▶ **Task statement**:
Return each line of the listing below word for word, leaving out any picture.

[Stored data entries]
════════════════

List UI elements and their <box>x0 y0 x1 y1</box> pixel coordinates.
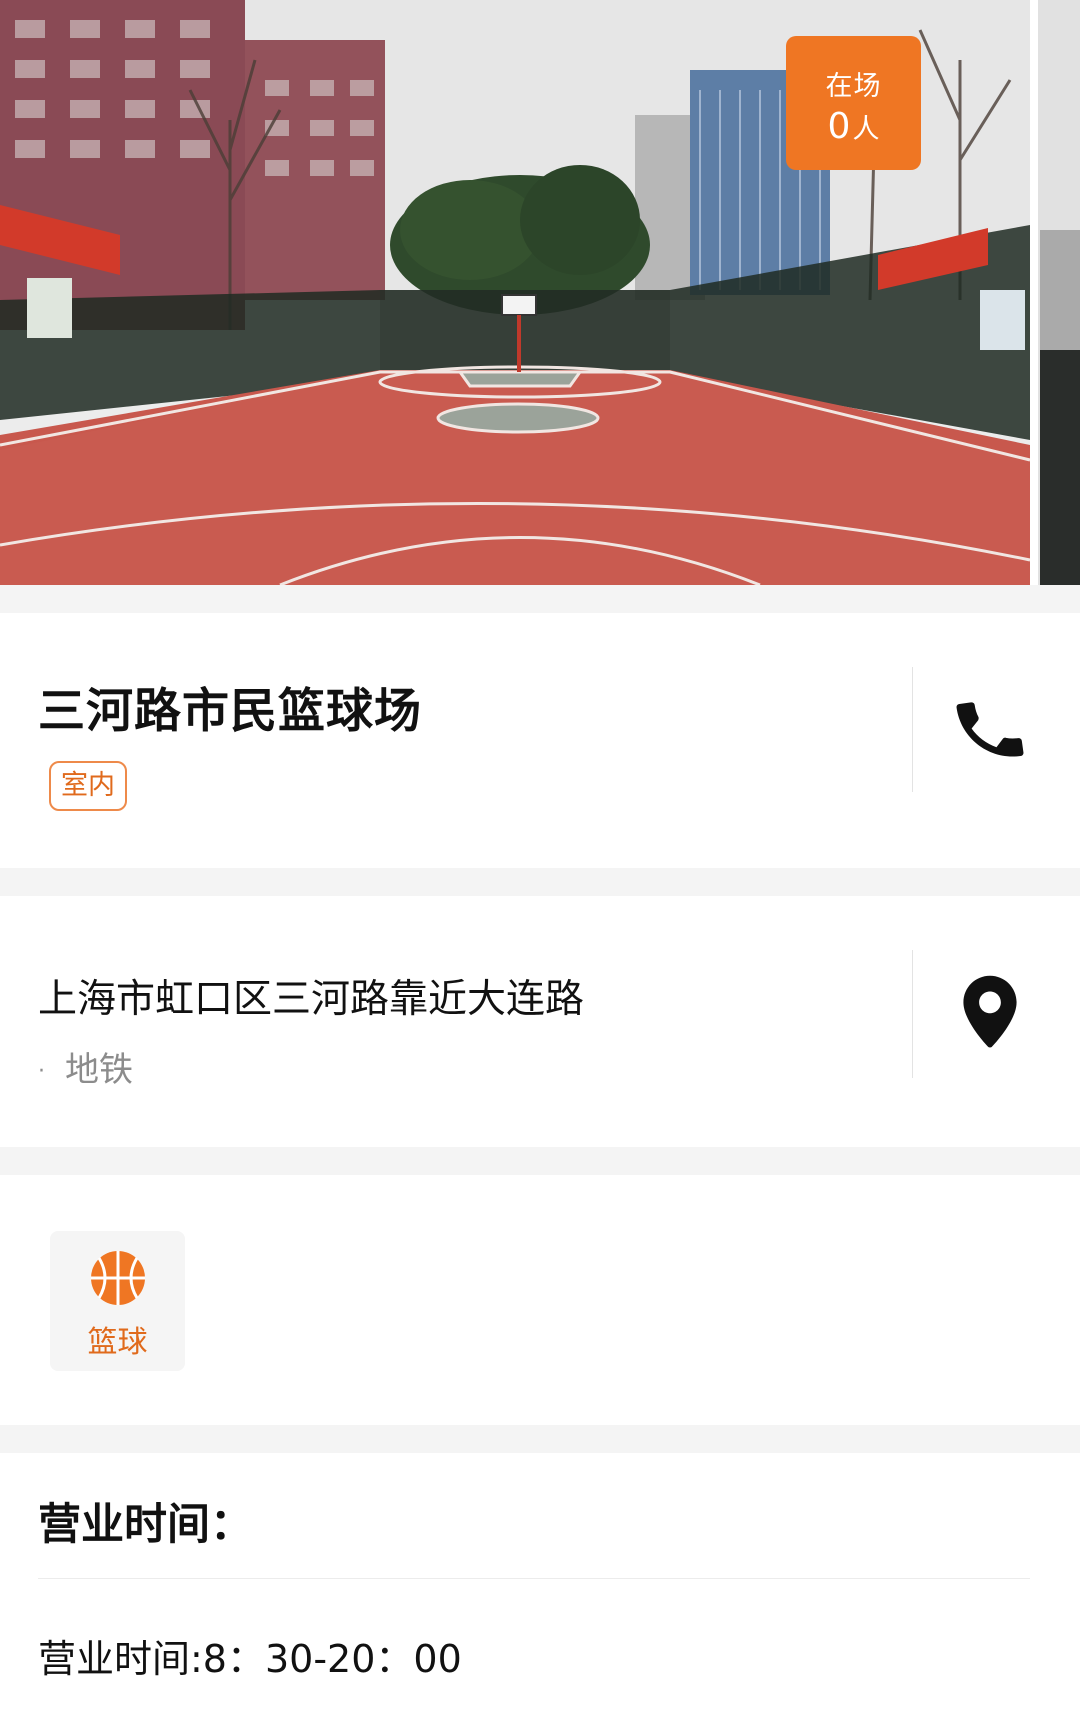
occupancy-badge: 在场 0人 <box>786 36 921 170</box>
sport-item-basketball[interactable]: 篮球 <box>50 1231 185 1371</box>
section-divider <box>0 1425 1080 1453</box>
basketball-icon <box>91 1251 145 1305</box>
occupancy-count-value: 0 <box>827 106 851 147</box>
transit-info: · 地铁 <box>38 1042 133 1091</box>
phone-icon <box>956 702 1024 757</box>
transit-label: 地铁 <box>65 1050 133 1090</box>
section-divider <box>0 1147 1080 1175</box>
occupancy-unit: 人 <box>852 114 880 145</box>
venue-name: 三河路市民篮球场 <box>38 684 422 739</box>
divider-line <box>38 1578 1030 1579</box>
divider-line <box>912 950 913 1078</box>
venue-address: 上海市虹口区三河路靠近大连路 <box>38 977 585 1022</box>
venue-photo[interactable]: 在场 0人 <box>0 0 1080 585</box>
venue-type-tag: 室内 <box>49 761 127 811</box>
call-button[interactable] <box>940 680 1040 780</box>
opening-hours-heading: 营业时间： <box>38 1500 253 1550</box>
opening-hours-text: 营业时间:8：30-20：00 <box>38 1637 462 1681</box>
bullet-dot: · <box>38 1059 45 1084</box>
occupancy-count: 0人 <box>786 106 921 147</box>
section-divider <box>0 868 1080 896</box>
section-divider <box>0 585 1080 613</box>
map-pin-icon <box>963 975 1017 1048</box>
divider-line <box>912 667 913 792</box>
sport-label: 篮球 <box>87 1325 148 1360</box>
navigate-button[interactable] <box>940 962 1040 1062</box>
occupancy-label: 在场 <box>825 71 882 102</box>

════════════════

▶ **Solution**:
List UI elements and their <box>x0 y0 x1 y1</box> pixel coordinates.
occupancy-badge: 在场 0人 <box>786 36 921 170</box>
sport-item-basketball[interactable]: 篮球 <box>50 1231 185 1371</box>
section-divider <box>0 1425 1080 1453</box>
basketball-icon <box>91 1251 145 1305</box>
occupancy-count-value: 0 <box>827 106 851 147</box>
transit-info: · 地铁 <box>38 1042 133 1091</box>
phone-icon <box>956 702 1024 757</box>
transit-label: 地铁 <box>65 1050 133 1090</box>
section-divider <box>0 1147 1080 1175</box>
occupancy-unit: 人 <box>852 114 880 145</box>
venue-name: 三河路市民篮球场 <box>38 684 422 739</box>
divider-line <box>38 1578 1030 1579</box>
divider-line <box>912 950 913 1078</box>
venue-address: 上海市虹口区三河路靠近大连路 <box>38 977 585 1022</box>
venue-photo[interactable]: 在场 0人 <box>0 0 1080 585</box>
venue-type-tag: 室内 <box>49 761 127 811</box>
call-button[interactable] <box>940 680 1040 780</box>
opening-hours-heading: 营业时间： <box>38 1500 253 1550</box>
opening-hours-text: 营业时间:8：30-20：00 <box>38 1637 462 1681</box>
bullet-dot: · <box>38 1059 45 1084</box>
occupancy-count: 0人 <box>786 106 921 147</box>
section-divider <box>0 868 1080 896</box>
section-divider <box>0 585 1080 613</box>
map-pin-icon <box>963 975 1017 1048</box>
divider-line <box>912 667 913 792</box>
sport-label: 篮球 <box>87 1325 148 1360</box>
navigate-button[interactable] <box>940 962 1040 1062</box>
occupancy-label: 在场 <box>825 71 882 102</box>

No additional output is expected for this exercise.